**原文抜粋**:
長野県

一陽館(加賀井温泉) ★4.5

ナトリウム・カルシウム-塩化物温泉
(源泉名:加賀井温泉一陽館三号泉) 41度 / ph6.7
Na+ = 2350 / K+ = 249 / Mg++ = 311 / Fe++ = 25.1
Ca++ = 1250 / Cl- = 5630 / Br – = 5.6 / I- = 3.9
So4– = 313 / HCO3– = 2050
H2SiO3 = 136.5 / HBO2 = 811 / CO2 = 836.5
成分総量 = 13980.6mg

長野県長野市松代町東条55
026-278-2016
男女別内湯 ・ 混浴露天
300円
8:00 – 20:00

郡司さんの著書、「一湯入魂温泉」でも紹介されている有名どころ、加賀井温泉です。
この加賀井温泉、松代温泉のすぐ隣にあり、何で独自の温泉名を名乗っているのかちょっと不明です。

泉質の良さなどから、色々なメディアに登場する施設だけあり、駐車場は結構埋まっています。

**抽出資料**:
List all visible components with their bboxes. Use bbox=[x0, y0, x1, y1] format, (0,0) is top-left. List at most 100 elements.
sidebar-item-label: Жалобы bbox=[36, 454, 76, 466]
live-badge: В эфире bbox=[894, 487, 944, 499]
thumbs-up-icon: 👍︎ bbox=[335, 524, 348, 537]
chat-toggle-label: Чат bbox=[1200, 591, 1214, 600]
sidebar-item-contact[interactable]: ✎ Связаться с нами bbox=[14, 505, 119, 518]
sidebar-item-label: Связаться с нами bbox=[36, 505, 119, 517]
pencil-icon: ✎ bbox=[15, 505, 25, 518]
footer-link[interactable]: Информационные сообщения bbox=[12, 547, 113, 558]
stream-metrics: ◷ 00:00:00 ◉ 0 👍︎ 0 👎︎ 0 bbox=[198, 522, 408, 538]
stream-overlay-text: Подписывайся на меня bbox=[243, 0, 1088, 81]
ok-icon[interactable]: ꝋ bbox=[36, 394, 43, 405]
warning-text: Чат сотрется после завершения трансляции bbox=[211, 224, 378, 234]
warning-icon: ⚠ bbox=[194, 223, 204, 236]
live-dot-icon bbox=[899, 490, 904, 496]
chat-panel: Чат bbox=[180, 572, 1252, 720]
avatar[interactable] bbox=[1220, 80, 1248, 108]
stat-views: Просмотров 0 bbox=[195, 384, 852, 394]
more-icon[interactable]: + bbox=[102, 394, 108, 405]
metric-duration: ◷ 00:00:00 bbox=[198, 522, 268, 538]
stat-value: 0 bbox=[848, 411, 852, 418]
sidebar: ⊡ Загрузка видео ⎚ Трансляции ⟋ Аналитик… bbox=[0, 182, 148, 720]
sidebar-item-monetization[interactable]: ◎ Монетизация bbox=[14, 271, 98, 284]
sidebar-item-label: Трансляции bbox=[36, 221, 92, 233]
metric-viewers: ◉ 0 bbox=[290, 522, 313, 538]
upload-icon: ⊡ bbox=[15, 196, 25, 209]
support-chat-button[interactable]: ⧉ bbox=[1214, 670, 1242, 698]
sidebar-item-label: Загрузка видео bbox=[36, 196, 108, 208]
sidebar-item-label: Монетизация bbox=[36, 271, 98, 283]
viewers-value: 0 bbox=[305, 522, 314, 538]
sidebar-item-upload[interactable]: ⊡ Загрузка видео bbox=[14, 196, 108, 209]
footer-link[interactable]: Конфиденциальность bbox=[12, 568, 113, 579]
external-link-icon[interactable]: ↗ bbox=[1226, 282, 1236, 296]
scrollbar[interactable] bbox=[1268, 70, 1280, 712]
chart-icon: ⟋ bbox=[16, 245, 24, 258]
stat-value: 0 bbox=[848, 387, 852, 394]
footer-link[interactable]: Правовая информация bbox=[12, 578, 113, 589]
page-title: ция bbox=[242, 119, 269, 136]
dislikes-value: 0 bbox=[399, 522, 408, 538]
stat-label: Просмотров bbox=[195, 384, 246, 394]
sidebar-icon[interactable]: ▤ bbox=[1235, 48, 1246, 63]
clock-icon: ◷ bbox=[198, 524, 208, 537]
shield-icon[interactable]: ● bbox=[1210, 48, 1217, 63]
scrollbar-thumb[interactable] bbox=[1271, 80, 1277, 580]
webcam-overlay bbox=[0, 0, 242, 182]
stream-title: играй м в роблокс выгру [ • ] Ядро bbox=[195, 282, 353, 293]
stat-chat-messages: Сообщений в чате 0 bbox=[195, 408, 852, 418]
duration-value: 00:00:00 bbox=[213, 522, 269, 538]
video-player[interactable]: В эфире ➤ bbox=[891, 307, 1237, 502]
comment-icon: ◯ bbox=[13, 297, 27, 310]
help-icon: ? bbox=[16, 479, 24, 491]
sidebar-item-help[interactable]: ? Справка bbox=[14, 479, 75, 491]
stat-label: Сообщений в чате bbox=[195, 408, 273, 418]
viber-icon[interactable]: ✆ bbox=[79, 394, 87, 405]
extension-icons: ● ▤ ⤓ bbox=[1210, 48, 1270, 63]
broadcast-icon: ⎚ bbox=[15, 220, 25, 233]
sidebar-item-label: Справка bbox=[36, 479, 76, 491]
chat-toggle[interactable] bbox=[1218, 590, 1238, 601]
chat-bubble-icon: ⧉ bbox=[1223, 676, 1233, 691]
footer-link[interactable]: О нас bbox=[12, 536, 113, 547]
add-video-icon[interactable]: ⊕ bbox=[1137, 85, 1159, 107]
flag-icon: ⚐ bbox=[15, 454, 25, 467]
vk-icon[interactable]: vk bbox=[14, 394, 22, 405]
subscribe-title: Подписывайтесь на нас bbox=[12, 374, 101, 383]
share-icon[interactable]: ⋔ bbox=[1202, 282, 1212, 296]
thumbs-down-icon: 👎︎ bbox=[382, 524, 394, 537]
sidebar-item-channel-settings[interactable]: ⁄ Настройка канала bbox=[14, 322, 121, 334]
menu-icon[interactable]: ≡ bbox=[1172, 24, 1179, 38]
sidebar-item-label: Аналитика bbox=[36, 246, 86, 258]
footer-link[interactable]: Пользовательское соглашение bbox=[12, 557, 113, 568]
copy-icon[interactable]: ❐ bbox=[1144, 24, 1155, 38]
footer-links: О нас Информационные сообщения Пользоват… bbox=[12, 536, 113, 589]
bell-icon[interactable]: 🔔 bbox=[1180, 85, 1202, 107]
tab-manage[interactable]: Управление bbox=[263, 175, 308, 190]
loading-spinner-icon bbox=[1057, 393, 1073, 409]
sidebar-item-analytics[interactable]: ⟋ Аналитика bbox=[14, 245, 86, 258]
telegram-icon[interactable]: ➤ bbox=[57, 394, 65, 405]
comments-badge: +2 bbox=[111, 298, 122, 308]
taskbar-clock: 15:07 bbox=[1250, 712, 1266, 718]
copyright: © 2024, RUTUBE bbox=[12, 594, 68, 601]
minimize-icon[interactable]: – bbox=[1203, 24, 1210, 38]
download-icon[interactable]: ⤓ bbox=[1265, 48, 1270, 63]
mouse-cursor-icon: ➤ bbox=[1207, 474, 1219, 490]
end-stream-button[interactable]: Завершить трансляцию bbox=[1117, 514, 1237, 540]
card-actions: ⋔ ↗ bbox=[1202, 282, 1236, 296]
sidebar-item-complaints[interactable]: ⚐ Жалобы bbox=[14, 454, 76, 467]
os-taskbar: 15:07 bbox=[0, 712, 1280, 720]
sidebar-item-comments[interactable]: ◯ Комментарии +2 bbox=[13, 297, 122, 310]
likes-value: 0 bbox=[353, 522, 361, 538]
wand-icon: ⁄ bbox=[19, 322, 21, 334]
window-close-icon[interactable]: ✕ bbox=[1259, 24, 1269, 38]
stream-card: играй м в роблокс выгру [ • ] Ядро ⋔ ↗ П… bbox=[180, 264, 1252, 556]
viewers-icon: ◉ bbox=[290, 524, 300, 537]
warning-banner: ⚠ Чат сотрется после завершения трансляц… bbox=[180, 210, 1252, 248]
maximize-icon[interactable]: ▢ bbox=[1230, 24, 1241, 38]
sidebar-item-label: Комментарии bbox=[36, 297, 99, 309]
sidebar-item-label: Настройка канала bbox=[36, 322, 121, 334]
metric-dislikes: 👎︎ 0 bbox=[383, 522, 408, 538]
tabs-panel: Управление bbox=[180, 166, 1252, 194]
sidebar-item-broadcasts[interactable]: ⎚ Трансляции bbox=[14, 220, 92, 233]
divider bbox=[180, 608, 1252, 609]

**課題**: 温泉紹介文のうち、「長野県長野市松代町東条55」から始まり「駐車場は結構埋まっています。」で終わる部分を一字一句そのまま書き写すこと。 アイテムは温泉紹介文とは別の資料である。

**解答**:
長野県長野市松代町東条55
026-278-2016
男女別内湯 ・ 混浴露天
300円
8:00 – 20:00

郡司さんの著書、「一湯入魂温泉」でも紹介されている有名どころ、加賀井温泉です。
この加賀井温泉、松代温泉のすぐ隣にあり、何で独自の温泉名を名乗っているのかちょっと不明です。

泉質の良さなどから、色々なメディアに登場する施設だけあり、駐車場は結構埋まっています。